--- BEGIN Material provided ---
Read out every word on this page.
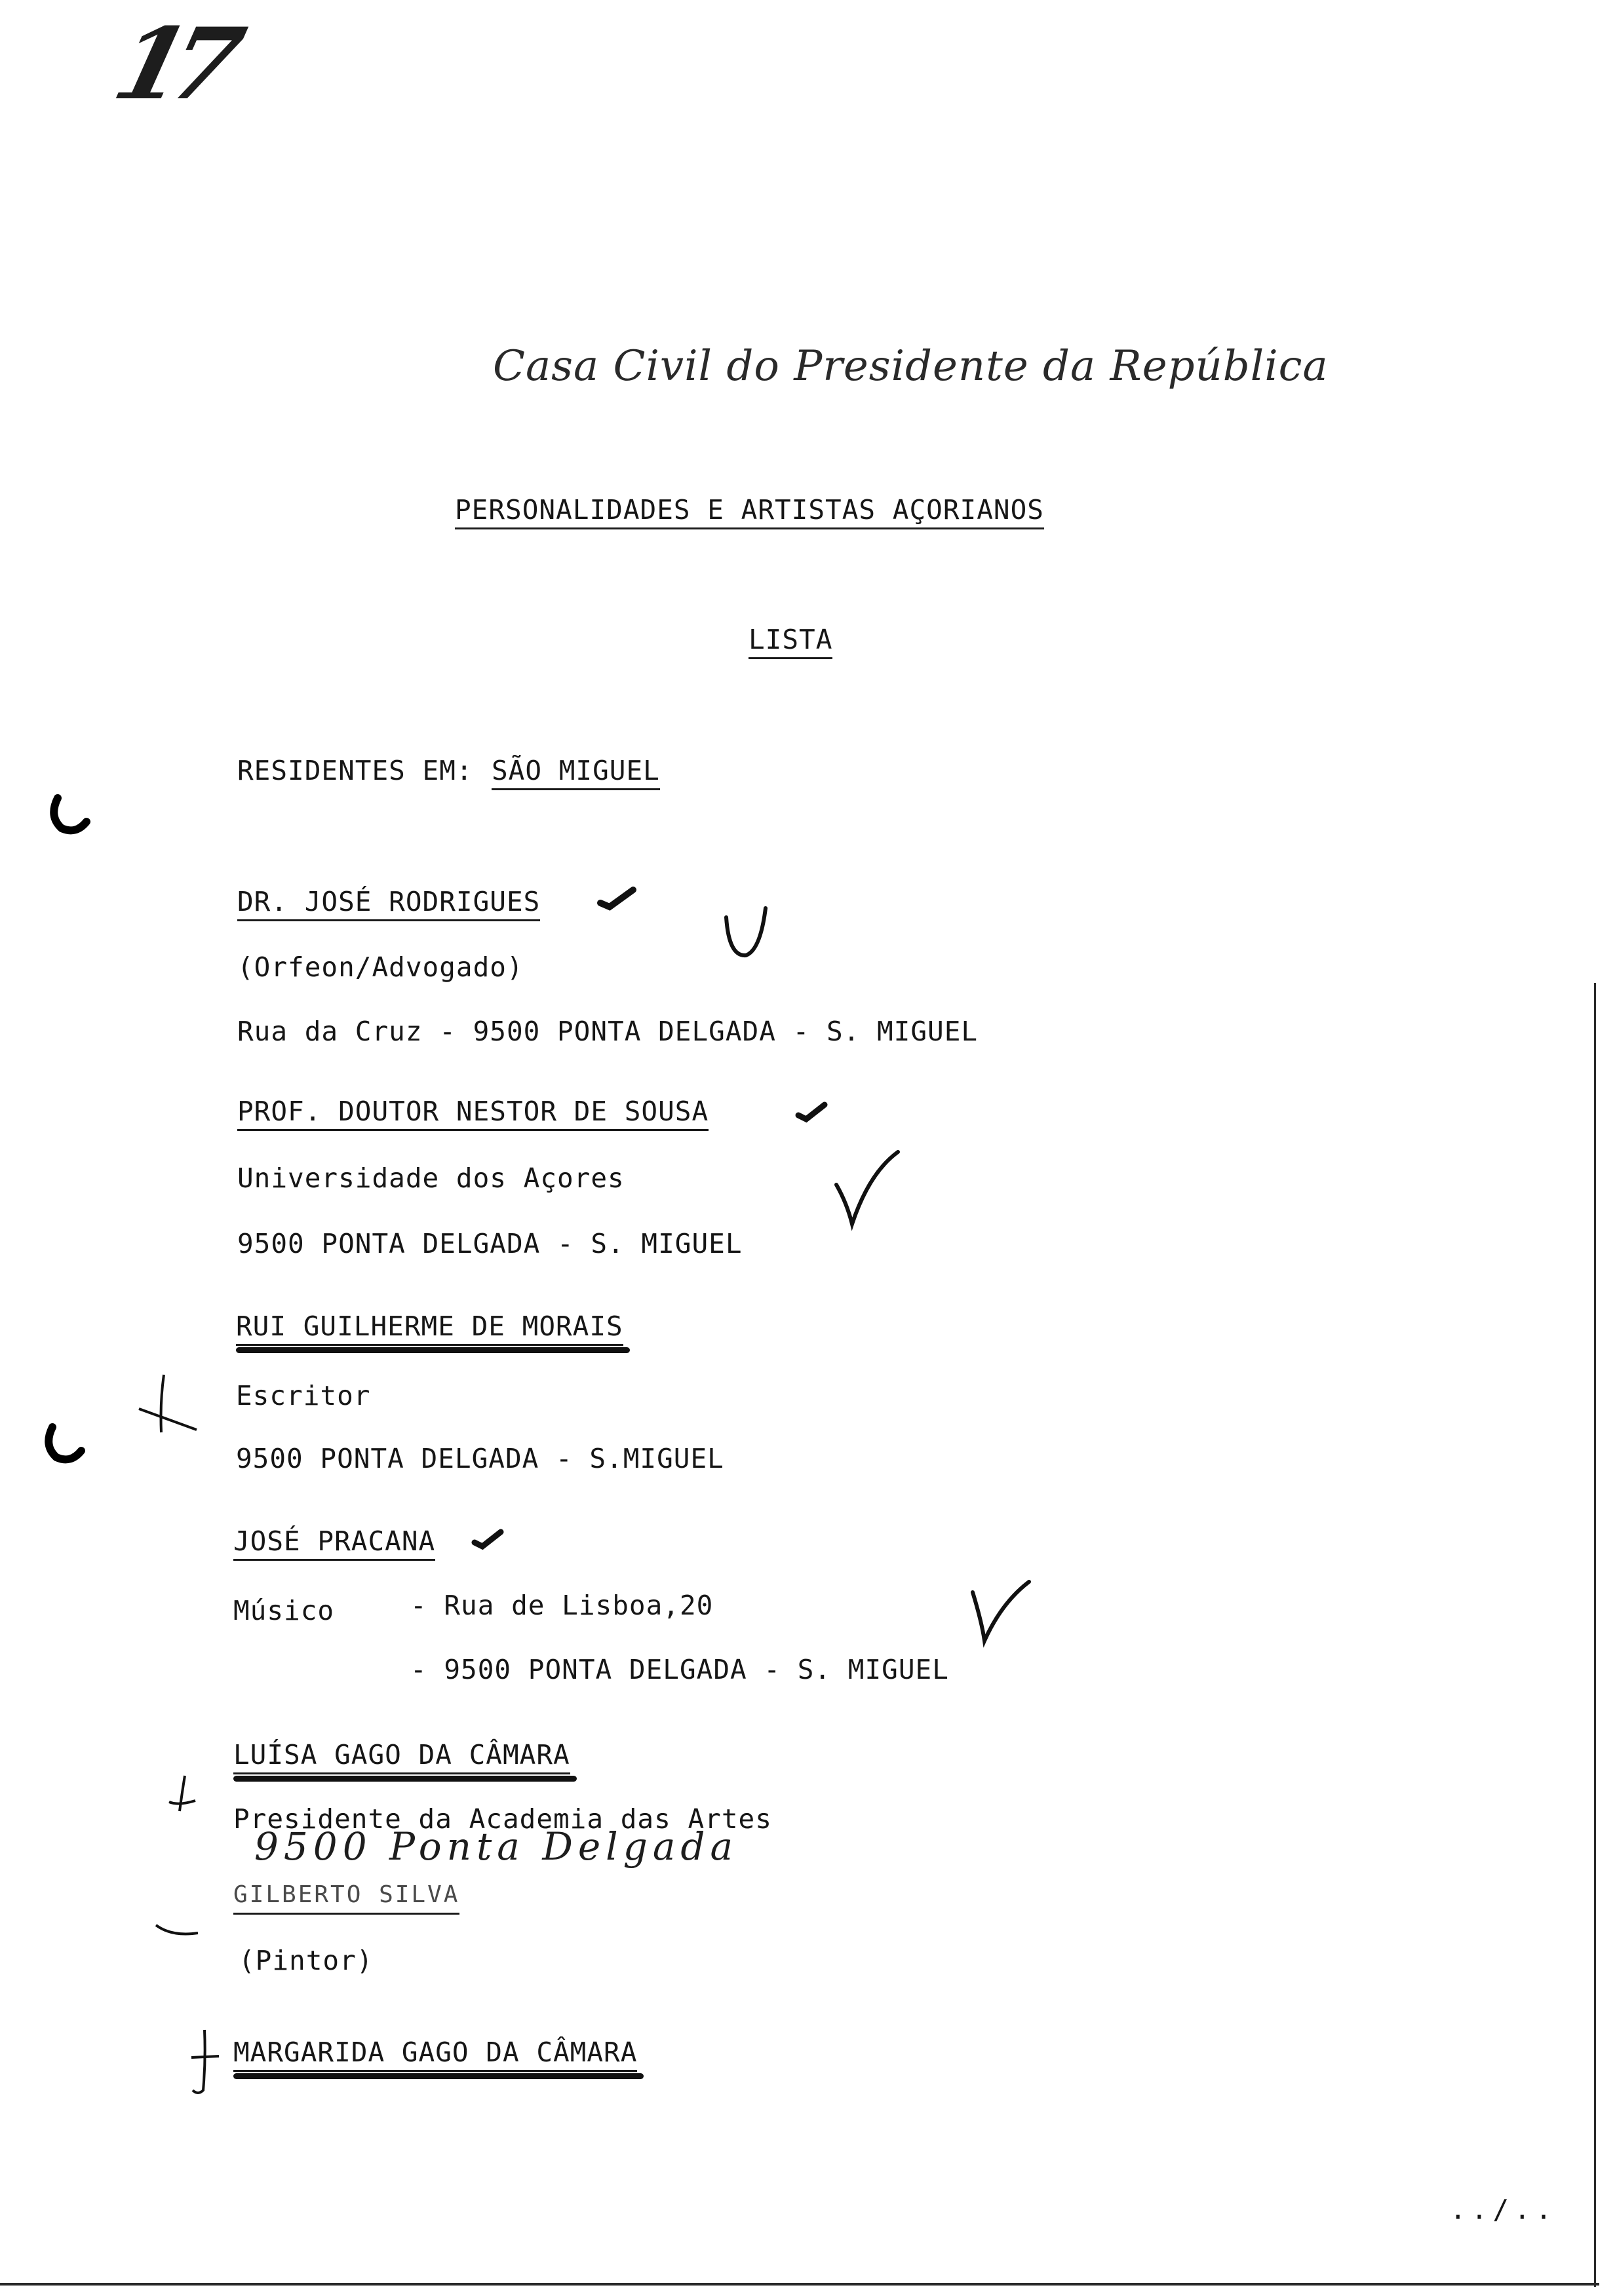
17
Casa Civil do Presidente da República
PERSONALIDADES E ARTISTAS AÇORIANOS
LISTA
RESIDENTES EM: SÃO MIGUEL
DR. JOSÉ RODRIGUES
(Orfeon/Advogado)
Rua da Cruz - 9500 PONTA DELGADA - S. MIGUEL
PROF. DOUTOR NESTOR DE SOUSA
Universidade dos Açores
9500 PONTA DELGADA - S. MIGUEL
RUI GUILHERME DE MORAIS
Escritor
9500 PONTA DELGADA - S.MIGUEL
JOSÉ PRACANA
Músico	- Rua de Lisboa,20
- 9500 PONTA DELGADA - S. MIGUEL
LUÍSA GAGO DA CÂMARA
Presidente da Academia das Artes
9500 Ponta Delgada
GILBERTO SILVA
(Pintor)
MARGARIDA GAGO DA CÂMARA
../..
--- END Material provided ---
◆ Instruction
Search the entries for the string "GAGO" and collect each line that has it.

◆ Response to the task
LUÍSA GAGO DA CÂMARA
MARGARIDA GAGO DA CÂMARA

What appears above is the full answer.